**TASK INSTRUCTIONS**
Tally the lines in the records underneath that contain the string "foundation", and state the figure by itself.
··· ENTRIES
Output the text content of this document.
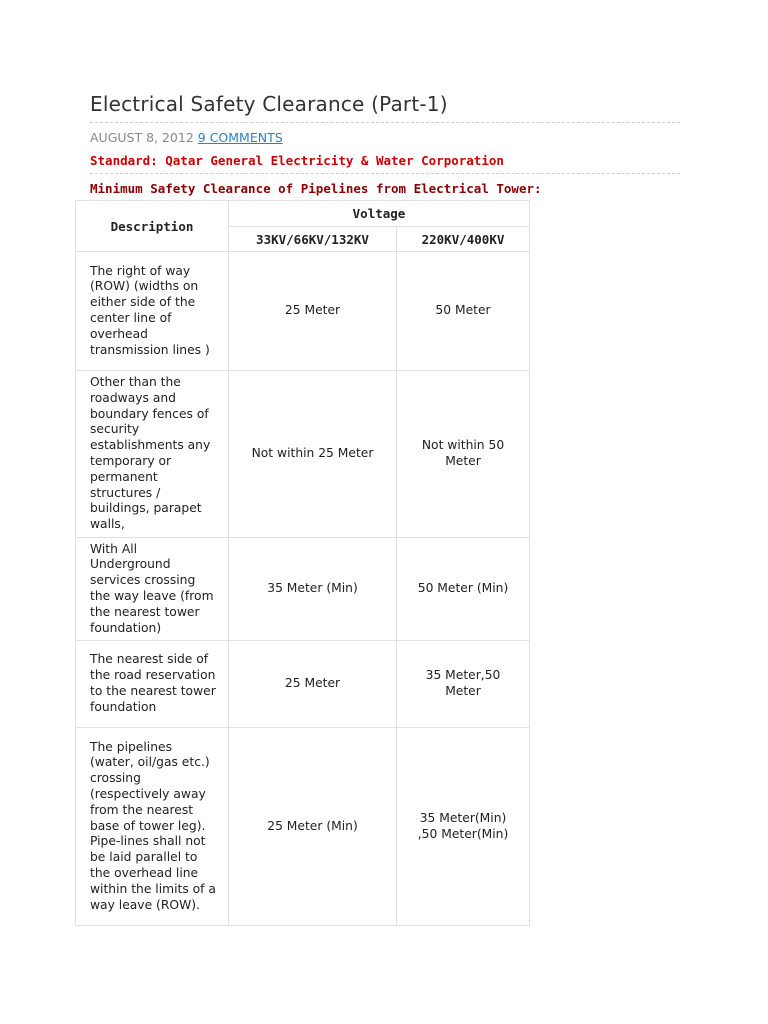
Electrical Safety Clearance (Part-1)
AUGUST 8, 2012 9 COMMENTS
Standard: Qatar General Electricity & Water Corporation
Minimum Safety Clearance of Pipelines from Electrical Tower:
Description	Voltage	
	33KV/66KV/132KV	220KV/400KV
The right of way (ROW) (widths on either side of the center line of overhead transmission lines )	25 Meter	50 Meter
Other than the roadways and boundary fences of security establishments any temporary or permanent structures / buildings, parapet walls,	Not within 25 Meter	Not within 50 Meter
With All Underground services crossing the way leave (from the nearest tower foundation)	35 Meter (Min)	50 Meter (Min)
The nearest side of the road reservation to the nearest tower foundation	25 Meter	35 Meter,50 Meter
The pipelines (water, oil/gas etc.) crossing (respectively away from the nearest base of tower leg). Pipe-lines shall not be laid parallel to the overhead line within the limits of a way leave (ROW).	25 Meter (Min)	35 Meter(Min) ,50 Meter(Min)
······
··· ENTRIES
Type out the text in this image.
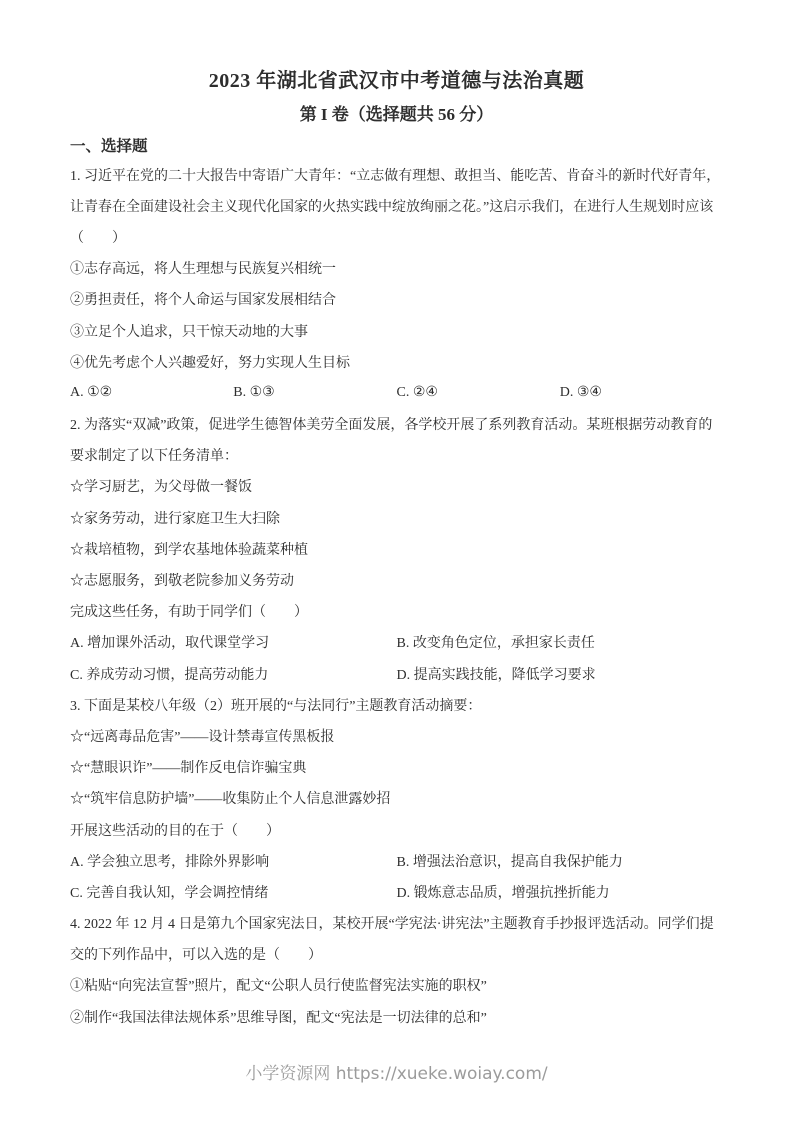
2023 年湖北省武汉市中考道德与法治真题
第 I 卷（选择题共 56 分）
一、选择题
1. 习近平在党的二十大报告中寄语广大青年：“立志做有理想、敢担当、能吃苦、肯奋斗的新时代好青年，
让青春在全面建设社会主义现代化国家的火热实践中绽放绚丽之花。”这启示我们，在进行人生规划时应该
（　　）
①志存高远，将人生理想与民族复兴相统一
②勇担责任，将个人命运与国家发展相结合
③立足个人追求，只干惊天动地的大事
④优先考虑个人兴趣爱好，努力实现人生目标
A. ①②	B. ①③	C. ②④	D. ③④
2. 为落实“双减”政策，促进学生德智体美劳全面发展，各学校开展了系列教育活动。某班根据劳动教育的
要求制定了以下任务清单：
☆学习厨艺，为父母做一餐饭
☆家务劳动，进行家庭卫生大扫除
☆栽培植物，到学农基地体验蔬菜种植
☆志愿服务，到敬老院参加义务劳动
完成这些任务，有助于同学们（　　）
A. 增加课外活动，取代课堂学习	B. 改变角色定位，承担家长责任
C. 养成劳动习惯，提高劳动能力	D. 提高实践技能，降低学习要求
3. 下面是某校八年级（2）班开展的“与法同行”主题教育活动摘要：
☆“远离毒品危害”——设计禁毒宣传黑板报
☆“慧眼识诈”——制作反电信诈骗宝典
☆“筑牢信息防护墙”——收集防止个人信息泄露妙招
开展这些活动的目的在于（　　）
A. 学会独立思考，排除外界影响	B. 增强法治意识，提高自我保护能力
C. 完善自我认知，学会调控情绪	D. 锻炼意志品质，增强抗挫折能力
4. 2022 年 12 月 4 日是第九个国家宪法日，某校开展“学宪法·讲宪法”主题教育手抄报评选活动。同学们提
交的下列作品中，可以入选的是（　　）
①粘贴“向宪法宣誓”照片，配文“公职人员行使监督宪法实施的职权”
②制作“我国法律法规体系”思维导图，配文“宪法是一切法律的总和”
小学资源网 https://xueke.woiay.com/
······
**OUTPUT**
2